— Data entries —

===

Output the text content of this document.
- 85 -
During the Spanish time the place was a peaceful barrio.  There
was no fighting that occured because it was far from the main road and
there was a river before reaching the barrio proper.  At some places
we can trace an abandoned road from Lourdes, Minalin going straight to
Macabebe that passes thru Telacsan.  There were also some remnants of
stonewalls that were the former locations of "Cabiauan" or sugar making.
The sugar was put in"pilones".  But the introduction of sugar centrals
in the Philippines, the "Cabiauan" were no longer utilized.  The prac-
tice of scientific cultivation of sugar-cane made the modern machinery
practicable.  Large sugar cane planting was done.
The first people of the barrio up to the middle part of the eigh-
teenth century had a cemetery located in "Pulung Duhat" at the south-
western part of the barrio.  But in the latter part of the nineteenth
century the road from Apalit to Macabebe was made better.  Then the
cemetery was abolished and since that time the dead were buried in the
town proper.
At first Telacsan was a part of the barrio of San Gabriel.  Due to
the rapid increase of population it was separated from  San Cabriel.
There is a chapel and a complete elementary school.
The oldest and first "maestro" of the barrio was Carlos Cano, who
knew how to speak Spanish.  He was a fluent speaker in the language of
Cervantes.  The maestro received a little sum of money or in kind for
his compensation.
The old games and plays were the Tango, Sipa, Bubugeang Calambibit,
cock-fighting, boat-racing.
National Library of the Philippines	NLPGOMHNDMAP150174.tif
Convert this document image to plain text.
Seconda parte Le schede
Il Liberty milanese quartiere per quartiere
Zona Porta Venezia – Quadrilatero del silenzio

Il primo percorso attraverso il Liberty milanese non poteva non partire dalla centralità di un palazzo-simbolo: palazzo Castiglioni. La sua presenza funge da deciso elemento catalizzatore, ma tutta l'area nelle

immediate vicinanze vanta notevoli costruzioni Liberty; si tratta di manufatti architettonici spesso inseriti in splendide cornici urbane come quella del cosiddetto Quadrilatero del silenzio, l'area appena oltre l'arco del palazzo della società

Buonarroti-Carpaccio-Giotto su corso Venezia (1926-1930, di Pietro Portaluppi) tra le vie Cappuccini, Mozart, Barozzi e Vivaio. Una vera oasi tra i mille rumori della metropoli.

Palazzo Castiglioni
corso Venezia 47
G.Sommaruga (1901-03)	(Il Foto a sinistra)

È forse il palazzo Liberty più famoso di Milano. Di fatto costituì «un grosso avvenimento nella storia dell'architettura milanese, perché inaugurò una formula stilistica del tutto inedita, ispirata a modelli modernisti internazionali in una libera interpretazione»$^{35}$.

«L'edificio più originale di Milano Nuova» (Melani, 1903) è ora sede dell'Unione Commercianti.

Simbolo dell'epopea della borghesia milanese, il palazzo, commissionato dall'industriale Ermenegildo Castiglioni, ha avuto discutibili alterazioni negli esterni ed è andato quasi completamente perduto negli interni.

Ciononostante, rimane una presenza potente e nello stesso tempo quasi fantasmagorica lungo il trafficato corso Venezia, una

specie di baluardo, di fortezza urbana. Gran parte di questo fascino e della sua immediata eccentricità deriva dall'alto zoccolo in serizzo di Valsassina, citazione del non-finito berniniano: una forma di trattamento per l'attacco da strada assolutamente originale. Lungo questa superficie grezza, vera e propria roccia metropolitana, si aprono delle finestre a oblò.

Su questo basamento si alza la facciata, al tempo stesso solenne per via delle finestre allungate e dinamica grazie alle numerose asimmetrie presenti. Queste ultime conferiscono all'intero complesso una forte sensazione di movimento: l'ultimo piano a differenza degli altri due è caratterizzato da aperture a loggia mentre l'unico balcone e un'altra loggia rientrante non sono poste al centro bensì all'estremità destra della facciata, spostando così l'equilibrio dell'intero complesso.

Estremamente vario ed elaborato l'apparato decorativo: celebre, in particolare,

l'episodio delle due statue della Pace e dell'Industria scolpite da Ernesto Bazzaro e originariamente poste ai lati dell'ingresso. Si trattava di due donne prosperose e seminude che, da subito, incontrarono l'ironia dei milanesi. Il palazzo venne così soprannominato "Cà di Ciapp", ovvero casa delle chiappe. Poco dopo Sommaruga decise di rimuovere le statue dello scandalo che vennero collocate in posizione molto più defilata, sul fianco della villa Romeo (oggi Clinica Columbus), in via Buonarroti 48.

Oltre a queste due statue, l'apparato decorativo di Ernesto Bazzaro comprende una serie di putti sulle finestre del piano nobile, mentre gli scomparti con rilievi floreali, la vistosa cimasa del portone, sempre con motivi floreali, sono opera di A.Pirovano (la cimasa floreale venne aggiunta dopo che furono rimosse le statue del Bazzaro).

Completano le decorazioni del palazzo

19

===

— Task —
Reproduce the full set of records precisely.

— Answer to the task —
Output the text content of this document.
- 85 -
During the Spanish time the place was a peaceful barrio.  There
was no fighting that occured because it was far from the main road and
there was a river before reaching the barrio proper.  At some places
we can trace an abandoned road from Lourdes, Minalin going straight to
Macabebe that passes thru Telacsan.  There were also some remnants of
stonewalls that were the former locations of "Cabiauan" or sugar making.
The sugar was put in"pilones".  But the introduction of sugar centrals
in the Philippines, the "Cabiauan" were no longer utilized.  The prac-
tice of scientific cultivation of sugar-cane made the modern machinery
practicable.  Large sugar cane planting was done.
The first people of the barrio up to the middle part of the eigh-
teenth century had a cemetery located in "Pulung Duhat" at the south-
western part of the barrio.  But in the latter part of the nineteenth
century the road from Apalit to Macabebe was made better.  Then the
cemetery was abolished and since that time the dead were buried in the
town proper.
At first Telacsan was a part of the barrio of San Gabriel.  Due to
the rapid increase of population it was separated from  San Cabriel.
There is a chapel and a complete elementary school.
The oldest and first "maestro" of the barrio was Carlos Cano, who
knew how to speak Spanish.  He was a fluent speaker in the language of
Cervantes.  The maestro received a little sum of money or in kind for
his compensation.
The old games and plays were the Tango, Sipa, Bubugeang Calambibit,
cock-fighting, boat-racing.
National Library of the Philippines	NLPGOMHNDMAP150174.tif
Convert this document image to plain text.
Seconda parte Le schede
Il Liberty milanese quartiere per quartiere
Zona Porta Venezia – Quadrilatero del silenzio

Il primo percorso attraverso il Liberty milanese non poteva non partire dalla centralità di un palazzo-simbolo: palazzo Castiglioni. La sua presenza funge da deciso elemento catalizzatore, ma tutta l'area nelle

immediate vicinanze vanta notevoli costruzioni Liberty; si tratta di manufatti architettonici spesso inseriti in splendide cornici urbane come quella del cosiddetto Quadrilatero del silenzio, l'area appena oltre l'arco del palazzo della società

Buonarroti-Carpaccio-Giotto su corso Venezia (1926-1930, di Pietro Portaluppi) tra le vie Cappuccini, Mozart, Barozzi e Vivaio. Una vera oasi tra i mille rumori della metropoli.

Palazzo Castiglioni
corso Venezia 47
G.Sommaruga (1901-03)	(Il Foto a sinistra)

È forse il palazzo Liberty più famoso di Milano. Di fatto costituì «un grosso avvenimento nella storia dell'architettura milanese, perché inaugurò una formula stilistica del tutto inedita, ispirata a modelli modernisti internazionali in una libera interpretazione»$^{35}$.

«L'edificio più originale di Milano Nuova» (Melani, 1903) è ora sede dell'Unione Commercianti.

Simbolo dell'epopea della borghesia milanese, il palazzo, commissionato dall'industriale Ermenegildo Castiglioni, ha avuto discutibili alterazioni negli esterni ed è andato quasi completamente perduto negli interni.

Ciononostante, rimane una presenza potente e nello stesso tempo quasi fantasmagorica lungo il trafficato corso Venezia, una

specie di baluardo, di fortezza urbana. Gran parte di questo fascino e della sua immediata eccentricità deriva dall'alto zoccolo in serizzo di Valsassina, citazione del non-finito berniniano: una forma di trattamento per l'attacco da strada assolutamente originale. Lungo questa superficie grezza, vera e propria roccia metropolitana, si aprono delle finestre a oblò.

Su questo basamento si alza la facciata, al tempo stesso solenne per via delle finestre allungate e dinamica grazie alle numerose asimmetrie presenti. Queste ultime conferiscono all'intero complesso una forte sensazione di movimento: l'ultimo piano a differenza degli altri due è caratterizzato da aperture a loggia mentre l'unico balcone e un'altra loggia rientrante non sono poste al centro bensì all'estremità destra della facciata, spostando così l'equilibrio dell'intero complesso.

Estremamente vario ed elaborato l'apparato decorativo: celebre, in particolare,

l'episodio delle due statue della Pace e dell'Industria scolpite da Ernesto Bazzaro e originariamente poste ai lati dell'ingresso. Si trattava di due donne prosperose e seminude che, da subito, incontrarono l'ironia dei milanesi. Il palazzo venne così soprannominato "Cà di Ciapp", ovvero casa delle chiappe. Poco dopo Sommaruga decise di rimuovere le statue dello scandalo che vennero collocate in posizione molto più defilata, sul fianco della villa Romeo (oggi Clinica Columbus), in via Buonarroti 48.

Oltre a queste due statue, l'apparato decorativo di Ernesto Bazzaro comprende una serie di putti sulle finestre del piano nobile, mentre gli scomparti con rilievi floreali, la vistosa cimasa del portone, sempre con motivi floreali, sono opera di A.Pirovano (la cimasa floreale venne aggiunta dopo che furono rimosse le statue del Bazzaro).

Completano le decorazioni del palazzo

19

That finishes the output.